→ Challenge
Identify and reproduce every line holding the string "video".

■ ■ ■

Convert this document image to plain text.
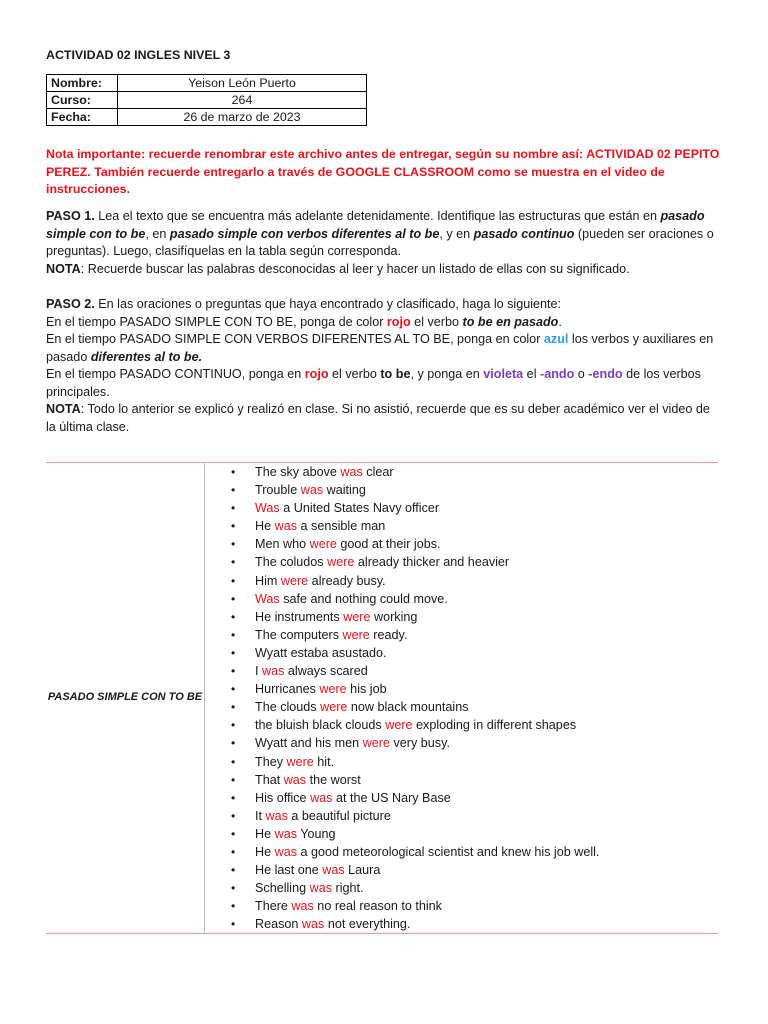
ACTIVIDAD 02 INGLES NIVEL 3
Nombre:	Yeison León Puerto
Curso:	264
Fecha:	26 de marzo de 2023
Nota importante: recuerde renombrar este archivo antes de entregar, según su nombre así: ACTIVIDAD 02 PEPITO PEREZ. También recuerde entregarlo a través de GOOGLE CLASSROOM como se muestra en el video de instrucciones.

PASO 1. Lea el texto que se encuentra más adelante detenidamente. Identifique las estructuras que están en pasado simple con to be, en pasado simple con verbos diferentes al to be, y en pasado continuo (pueden ser oraciones o preguntas). Luego, clasifíquelas en la tabla según corresponda.

NOTA: Recuerde buscar las palabras desconocidas al leer y hacer un listado de ellas con su significado.

PASO 2. En las oraciones o preguntas que haya encontrado y clasificado, haga lo siguiente:

En el tiempo PASADO SIMPLE CON TO BE, ponga de color rojo el verbo to be en pasado.

En el tiempo PASADO SIMPLE CON VERBOS DIFERENTES AL TO BE, ponga en color azul los verbos y auxiliares en pasado diferentes al to be.

En el tiempo PASADO CONTINUO, ponga en rojo el verbo to be, y ponga en violeta el -ando o -endo de los verbos principales.

NOTA: Todo lo anterior se explicó y realizó en clase. Si no asistió, recuerde que es su deber académico ver el video de la última clase.

PASADO SIMPLE CON TO BE	
• The sky above was clear
• Trouble was waiting
• Was a United States Navy officer
• He was a sensible man
• Men who were good at their jobs.
• The coludos were already thicker and heavier
• Him were already busy.
• Was safe and nothing could move.
• He instruments were working
• The computers were ready.
• Wyatt estaba asustado.
• I was always scared
• Hurricanes were his job
• The clouds were now black mountains
• the bluish black clouds were exploding in different shapes
• Wyatt and his men were very busy.
• They were hit.
• That was the worst
• His office was at the US Nary Base
• It was a beautiful picture
• He was Young
• He was a good meteorological scientist and knew his job well.
• He last one was Laura
• Schelling was right.
• There was no real reason to think
• Reason was not everything.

■ ■ ■

→ The result
Nota importante: recuerde renombrar este archivo antes de entregar, según su nombre así: ACTIVIDAD 02 PEPITO PEREZ. También recuerde entregarlo a través de GOOGLE CLASSROOM como se muestra en el video de instrucciones.
NOTA: Todo lo anterior se explicó y realizó en clase. Si no asistió, recuerde que es su deber académico ver el video de la última clase.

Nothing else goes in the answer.